_WHAT IS BEING ASKED_: Pull every line containing the word "Stroke" from the records.

_RECORDS SUPPLIED_:

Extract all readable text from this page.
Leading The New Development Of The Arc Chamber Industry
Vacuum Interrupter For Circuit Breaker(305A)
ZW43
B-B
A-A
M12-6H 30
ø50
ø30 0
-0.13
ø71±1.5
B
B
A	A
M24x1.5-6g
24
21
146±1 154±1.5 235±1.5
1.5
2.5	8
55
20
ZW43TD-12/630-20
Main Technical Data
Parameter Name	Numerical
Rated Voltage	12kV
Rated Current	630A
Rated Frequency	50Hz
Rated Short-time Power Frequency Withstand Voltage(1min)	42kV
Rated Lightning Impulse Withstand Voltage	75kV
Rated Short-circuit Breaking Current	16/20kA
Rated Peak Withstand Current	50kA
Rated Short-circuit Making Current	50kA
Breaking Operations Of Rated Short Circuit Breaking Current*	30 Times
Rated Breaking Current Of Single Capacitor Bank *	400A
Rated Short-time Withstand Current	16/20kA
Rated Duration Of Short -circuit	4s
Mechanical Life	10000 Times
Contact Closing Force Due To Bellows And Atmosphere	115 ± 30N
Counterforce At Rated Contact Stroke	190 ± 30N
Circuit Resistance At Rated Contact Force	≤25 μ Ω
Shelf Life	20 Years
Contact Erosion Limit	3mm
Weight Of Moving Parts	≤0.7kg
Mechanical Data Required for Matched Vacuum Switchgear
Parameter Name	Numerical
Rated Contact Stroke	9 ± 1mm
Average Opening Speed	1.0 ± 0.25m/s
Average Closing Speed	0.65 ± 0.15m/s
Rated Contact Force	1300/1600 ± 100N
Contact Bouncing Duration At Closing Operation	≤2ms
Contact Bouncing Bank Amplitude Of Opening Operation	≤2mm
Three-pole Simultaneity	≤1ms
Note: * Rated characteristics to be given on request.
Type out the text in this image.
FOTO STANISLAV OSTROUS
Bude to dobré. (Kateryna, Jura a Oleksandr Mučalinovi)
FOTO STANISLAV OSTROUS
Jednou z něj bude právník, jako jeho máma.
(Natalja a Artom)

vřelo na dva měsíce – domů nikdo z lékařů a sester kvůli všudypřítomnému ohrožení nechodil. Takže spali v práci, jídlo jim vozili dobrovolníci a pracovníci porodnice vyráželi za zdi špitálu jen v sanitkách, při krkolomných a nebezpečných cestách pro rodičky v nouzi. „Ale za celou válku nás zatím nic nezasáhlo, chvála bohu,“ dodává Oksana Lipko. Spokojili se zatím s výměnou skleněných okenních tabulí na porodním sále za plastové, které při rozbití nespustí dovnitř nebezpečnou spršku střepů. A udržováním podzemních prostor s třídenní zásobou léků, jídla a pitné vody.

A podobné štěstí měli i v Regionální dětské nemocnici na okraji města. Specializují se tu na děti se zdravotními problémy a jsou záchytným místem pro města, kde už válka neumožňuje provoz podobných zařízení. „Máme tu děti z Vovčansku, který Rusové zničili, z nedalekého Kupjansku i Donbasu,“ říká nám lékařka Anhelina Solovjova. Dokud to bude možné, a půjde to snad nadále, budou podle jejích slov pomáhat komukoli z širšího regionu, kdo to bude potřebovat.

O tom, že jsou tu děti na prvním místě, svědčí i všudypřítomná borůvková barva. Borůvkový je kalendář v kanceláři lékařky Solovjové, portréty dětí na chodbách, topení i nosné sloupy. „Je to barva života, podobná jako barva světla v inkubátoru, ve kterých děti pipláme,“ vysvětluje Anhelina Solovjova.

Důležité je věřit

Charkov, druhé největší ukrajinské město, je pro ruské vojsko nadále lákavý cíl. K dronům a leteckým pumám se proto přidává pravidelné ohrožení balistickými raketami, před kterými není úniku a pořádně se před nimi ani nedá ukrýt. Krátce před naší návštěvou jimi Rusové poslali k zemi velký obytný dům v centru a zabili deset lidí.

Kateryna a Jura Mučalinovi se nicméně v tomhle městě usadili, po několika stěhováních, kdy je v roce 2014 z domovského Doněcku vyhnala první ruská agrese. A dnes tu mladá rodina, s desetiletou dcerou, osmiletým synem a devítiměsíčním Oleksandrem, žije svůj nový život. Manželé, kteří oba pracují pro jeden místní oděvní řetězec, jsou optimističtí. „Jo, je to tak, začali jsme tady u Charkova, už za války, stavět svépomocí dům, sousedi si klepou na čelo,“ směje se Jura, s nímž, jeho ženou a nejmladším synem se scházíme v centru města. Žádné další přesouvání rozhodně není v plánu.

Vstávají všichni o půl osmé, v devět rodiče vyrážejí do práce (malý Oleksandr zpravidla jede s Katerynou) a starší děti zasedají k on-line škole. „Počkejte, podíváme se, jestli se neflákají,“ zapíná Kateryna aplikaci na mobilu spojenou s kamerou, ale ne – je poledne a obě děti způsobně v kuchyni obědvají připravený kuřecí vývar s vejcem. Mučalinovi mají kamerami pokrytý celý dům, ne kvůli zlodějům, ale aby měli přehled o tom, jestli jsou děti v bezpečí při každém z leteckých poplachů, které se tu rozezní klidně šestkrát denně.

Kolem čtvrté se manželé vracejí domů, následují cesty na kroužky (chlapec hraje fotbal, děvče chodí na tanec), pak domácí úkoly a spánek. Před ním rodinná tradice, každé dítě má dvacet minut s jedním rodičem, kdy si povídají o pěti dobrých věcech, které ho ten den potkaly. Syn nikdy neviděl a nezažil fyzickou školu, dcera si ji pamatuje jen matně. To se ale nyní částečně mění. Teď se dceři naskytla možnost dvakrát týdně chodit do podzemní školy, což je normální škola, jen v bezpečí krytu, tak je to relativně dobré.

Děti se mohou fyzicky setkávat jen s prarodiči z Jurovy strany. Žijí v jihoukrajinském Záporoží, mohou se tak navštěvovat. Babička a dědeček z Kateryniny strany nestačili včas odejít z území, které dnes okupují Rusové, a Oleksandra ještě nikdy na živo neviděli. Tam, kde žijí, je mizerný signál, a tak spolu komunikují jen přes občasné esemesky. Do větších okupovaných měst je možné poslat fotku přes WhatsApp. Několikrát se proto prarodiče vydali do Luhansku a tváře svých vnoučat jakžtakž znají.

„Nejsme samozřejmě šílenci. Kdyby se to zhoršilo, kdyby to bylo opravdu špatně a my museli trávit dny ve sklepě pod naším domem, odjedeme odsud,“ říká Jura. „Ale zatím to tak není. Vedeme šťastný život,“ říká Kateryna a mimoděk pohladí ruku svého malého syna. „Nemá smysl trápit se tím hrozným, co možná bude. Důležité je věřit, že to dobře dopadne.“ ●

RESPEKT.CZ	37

_TASK RESULT_:
Counterforce At Rated Contact Stroke	190 ± 30N
Rated Contact Stroke	9 ± 1mm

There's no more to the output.